* Stated problem:
Go through the records line by line and work out how many lines hold the word "изложить". Answer with the number only.

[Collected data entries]

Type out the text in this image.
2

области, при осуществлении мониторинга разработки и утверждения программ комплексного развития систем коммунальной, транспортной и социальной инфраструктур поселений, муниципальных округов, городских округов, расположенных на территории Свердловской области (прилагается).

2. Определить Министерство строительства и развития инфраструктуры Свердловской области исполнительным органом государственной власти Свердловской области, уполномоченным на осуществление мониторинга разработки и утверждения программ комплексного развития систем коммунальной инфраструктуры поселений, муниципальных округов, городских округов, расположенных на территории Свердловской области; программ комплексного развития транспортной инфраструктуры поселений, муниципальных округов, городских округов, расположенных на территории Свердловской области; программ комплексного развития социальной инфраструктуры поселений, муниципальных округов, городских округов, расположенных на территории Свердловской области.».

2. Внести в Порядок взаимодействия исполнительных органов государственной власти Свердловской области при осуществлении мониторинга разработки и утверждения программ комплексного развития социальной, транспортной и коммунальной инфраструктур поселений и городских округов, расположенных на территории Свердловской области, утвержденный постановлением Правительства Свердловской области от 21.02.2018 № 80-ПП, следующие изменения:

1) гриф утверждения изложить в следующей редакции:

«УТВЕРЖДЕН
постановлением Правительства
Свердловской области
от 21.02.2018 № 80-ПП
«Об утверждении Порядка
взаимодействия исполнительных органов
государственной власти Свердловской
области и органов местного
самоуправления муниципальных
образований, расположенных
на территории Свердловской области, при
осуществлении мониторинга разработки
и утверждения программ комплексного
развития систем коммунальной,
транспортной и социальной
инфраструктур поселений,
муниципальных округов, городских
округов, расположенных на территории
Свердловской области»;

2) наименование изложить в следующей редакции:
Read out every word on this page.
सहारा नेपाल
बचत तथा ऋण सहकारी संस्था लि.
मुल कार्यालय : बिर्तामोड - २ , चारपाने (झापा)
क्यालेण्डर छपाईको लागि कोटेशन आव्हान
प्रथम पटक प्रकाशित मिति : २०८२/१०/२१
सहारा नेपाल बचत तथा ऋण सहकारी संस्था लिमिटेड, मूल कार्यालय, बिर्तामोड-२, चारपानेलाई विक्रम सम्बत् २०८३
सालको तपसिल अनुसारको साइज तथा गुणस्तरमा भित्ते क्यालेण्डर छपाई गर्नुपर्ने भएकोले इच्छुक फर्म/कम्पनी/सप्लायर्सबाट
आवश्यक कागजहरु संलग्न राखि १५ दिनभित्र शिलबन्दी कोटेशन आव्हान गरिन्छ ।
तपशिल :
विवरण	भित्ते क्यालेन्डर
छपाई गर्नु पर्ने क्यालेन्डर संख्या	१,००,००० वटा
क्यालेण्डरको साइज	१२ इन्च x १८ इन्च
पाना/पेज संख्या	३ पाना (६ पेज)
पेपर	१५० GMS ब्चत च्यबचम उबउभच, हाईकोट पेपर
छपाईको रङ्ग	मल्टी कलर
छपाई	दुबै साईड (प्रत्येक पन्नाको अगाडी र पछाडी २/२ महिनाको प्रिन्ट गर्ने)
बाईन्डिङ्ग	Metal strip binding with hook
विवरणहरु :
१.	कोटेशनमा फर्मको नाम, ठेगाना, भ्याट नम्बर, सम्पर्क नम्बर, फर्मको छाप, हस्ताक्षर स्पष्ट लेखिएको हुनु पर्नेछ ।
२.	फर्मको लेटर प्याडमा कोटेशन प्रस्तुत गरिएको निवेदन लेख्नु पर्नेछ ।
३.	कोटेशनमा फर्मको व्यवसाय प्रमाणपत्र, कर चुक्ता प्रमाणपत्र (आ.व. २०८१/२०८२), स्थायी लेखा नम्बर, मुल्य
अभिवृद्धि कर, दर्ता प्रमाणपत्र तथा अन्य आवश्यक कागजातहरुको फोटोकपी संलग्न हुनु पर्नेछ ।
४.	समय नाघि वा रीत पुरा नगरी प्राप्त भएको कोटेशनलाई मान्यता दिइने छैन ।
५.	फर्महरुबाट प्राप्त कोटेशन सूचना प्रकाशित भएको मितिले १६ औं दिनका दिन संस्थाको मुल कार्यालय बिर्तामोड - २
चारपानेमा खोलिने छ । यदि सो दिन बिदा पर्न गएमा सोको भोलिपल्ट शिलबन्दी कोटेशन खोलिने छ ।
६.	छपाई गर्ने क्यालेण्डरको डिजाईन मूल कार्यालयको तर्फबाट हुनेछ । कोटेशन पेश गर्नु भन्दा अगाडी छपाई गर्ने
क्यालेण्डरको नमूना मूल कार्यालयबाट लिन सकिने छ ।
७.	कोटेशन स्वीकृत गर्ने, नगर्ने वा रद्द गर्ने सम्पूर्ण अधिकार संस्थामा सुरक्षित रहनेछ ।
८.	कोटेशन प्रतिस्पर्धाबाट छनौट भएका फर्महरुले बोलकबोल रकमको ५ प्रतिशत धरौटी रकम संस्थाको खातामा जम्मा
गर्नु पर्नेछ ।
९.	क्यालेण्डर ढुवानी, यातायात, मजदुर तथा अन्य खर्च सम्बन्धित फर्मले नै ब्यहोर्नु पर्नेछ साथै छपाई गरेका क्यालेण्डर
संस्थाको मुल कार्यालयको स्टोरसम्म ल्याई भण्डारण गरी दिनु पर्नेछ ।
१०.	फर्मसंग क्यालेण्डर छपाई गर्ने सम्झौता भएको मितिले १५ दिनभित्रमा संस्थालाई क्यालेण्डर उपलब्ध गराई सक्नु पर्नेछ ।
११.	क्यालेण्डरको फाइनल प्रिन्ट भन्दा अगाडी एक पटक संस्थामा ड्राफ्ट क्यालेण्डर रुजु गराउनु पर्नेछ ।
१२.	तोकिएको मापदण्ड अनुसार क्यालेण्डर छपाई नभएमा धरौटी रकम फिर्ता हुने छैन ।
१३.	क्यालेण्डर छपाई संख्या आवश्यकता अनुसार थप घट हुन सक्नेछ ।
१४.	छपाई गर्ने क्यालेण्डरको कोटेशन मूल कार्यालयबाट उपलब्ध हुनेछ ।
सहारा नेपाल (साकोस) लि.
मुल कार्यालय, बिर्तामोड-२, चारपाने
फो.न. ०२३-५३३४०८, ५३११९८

* Solution to this exercise:
2